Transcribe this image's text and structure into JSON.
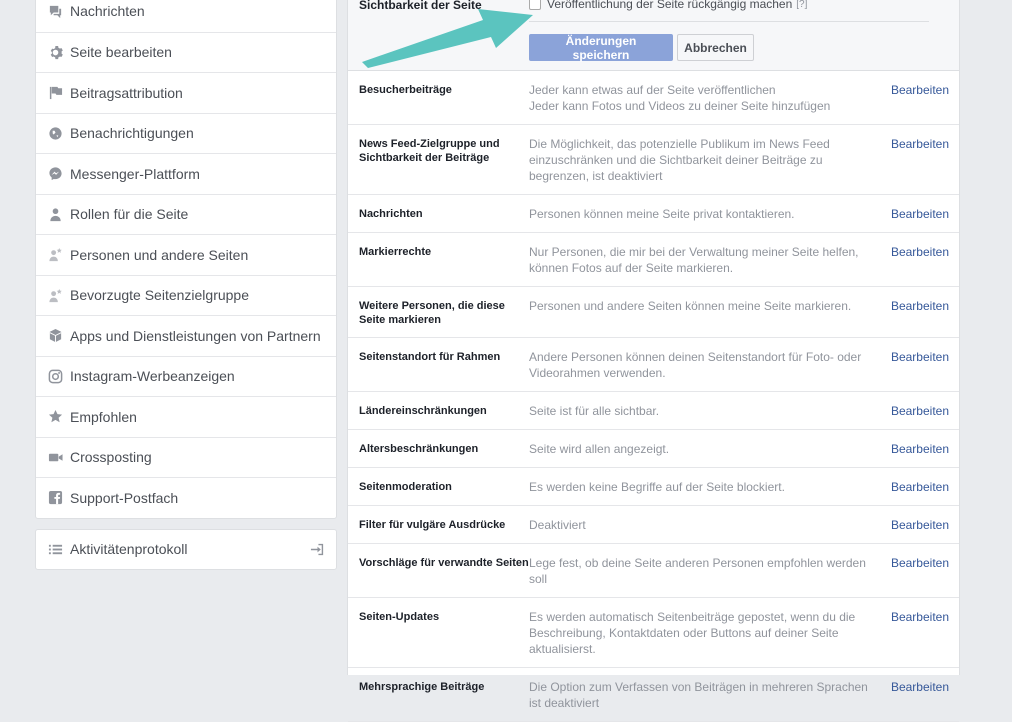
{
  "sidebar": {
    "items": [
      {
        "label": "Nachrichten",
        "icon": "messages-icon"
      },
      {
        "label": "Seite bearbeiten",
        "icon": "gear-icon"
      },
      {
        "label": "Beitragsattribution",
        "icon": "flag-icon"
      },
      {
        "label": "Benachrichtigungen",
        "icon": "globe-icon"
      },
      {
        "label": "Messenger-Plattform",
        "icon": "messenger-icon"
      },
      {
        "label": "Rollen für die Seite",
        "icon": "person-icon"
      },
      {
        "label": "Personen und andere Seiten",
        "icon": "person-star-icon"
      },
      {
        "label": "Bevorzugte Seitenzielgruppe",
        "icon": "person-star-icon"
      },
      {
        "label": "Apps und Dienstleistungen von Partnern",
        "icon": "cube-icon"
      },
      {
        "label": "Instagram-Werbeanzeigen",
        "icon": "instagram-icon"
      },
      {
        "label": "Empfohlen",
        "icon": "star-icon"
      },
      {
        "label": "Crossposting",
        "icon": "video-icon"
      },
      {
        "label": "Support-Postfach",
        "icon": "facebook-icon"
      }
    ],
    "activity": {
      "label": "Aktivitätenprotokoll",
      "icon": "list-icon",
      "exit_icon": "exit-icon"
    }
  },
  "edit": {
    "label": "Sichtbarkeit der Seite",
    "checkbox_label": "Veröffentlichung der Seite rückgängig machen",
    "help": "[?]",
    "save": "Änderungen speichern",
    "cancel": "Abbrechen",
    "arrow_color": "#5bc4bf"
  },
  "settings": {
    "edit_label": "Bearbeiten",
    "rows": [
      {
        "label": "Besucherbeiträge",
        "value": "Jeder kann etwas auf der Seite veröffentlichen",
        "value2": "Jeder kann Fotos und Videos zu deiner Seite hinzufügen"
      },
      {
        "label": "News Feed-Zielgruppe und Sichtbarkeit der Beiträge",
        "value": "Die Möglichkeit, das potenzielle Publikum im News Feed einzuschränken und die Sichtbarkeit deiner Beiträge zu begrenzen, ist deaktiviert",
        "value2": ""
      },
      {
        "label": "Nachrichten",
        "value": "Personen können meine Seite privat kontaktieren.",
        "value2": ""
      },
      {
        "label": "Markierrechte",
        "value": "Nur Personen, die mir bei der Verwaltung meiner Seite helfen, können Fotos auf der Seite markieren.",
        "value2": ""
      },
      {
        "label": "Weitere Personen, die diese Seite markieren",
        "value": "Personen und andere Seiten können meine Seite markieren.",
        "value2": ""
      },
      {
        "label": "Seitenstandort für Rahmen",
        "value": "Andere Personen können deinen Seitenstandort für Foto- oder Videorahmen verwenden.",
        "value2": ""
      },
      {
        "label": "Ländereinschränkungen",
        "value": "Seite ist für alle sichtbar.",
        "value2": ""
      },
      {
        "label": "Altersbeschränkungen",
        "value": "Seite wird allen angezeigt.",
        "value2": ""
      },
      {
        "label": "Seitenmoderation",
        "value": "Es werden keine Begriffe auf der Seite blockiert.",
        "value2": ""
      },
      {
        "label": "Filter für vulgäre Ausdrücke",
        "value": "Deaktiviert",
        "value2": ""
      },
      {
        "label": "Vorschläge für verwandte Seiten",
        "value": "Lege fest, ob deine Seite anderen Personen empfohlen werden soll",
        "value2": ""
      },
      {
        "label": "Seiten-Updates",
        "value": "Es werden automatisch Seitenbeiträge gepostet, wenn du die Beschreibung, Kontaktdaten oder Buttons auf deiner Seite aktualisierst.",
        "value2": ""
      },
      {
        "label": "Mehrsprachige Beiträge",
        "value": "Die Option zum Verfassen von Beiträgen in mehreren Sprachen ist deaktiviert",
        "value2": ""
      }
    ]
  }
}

Work to be completed – Display every line of the listing that contains the string "Jeder".

Written reply –
        "value": "Jeder kann etwas auf der Seite veröffentlichen",
        "value2": "Jeder kann Fotos und Videos zu deiner Seite hinzufügen"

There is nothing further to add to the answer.